◆ GOAL ◆
Look over the entries that follow and work out how many lines contain "После". State the number only.

◆ THE DATA ◆
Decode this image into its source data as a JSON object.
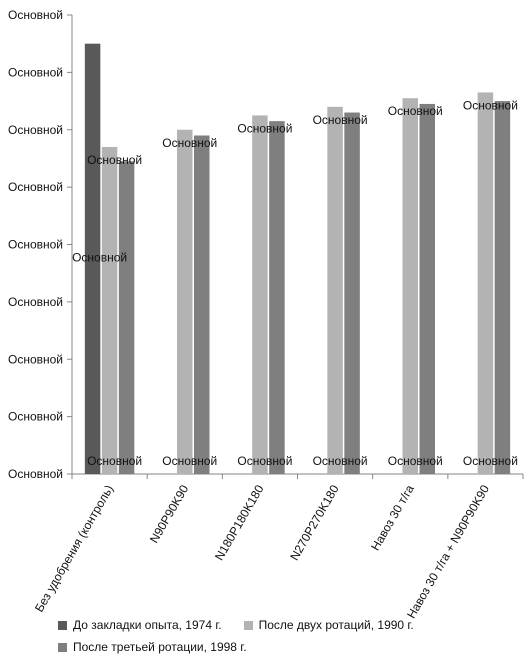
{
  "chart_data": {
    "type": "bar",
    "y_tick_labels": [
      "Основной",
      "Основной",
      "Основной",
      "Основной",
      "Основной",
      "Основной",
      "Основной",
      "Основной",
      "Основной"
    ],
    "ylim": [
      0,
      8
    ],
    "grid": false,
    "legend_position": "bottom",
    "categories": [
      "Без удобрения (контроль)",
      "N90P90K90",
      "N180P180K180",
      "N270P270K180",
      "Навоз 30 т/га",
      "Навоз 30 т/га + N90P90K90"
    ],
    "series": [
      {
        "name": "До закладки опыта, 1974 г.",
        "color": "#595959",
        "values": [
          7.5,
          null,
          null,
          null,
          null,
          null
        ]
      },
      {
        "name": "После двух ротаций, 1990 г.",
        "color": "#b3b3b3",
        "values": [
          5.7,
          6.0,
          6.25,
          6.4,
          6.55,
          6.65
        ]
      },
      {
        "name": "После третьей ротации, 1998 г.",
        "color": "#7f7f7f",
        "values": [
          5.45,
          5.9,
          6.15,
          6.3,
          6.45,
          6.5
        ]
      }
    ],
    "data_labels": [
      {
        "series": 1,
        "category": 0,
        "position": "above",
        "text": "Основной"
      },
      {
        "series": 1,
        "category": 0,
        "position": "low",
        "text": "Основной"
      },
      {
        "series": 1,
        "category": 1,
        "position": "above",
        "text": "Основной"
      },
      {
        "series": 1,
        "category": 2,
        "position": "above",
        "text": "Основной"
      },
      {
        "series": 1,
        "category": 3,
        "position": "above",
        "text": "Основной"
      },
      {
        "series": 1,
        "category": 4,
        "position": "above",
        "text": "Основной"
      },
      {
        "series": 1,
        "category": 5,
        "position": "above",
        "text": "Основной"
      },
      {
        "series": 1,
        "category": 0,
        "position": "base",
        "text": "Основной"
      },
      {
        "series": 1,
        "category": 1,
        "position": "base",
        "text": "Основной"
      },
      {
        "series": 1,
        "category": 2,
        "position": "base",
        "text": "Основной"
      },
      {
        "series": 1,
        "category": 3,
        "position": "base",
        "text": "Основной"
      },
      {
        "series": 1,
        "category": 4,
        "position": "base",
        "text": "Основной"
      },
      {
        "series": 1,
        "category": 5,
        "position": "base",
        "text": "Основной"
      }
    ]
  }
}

◆ TASK OUTPUT ◆
2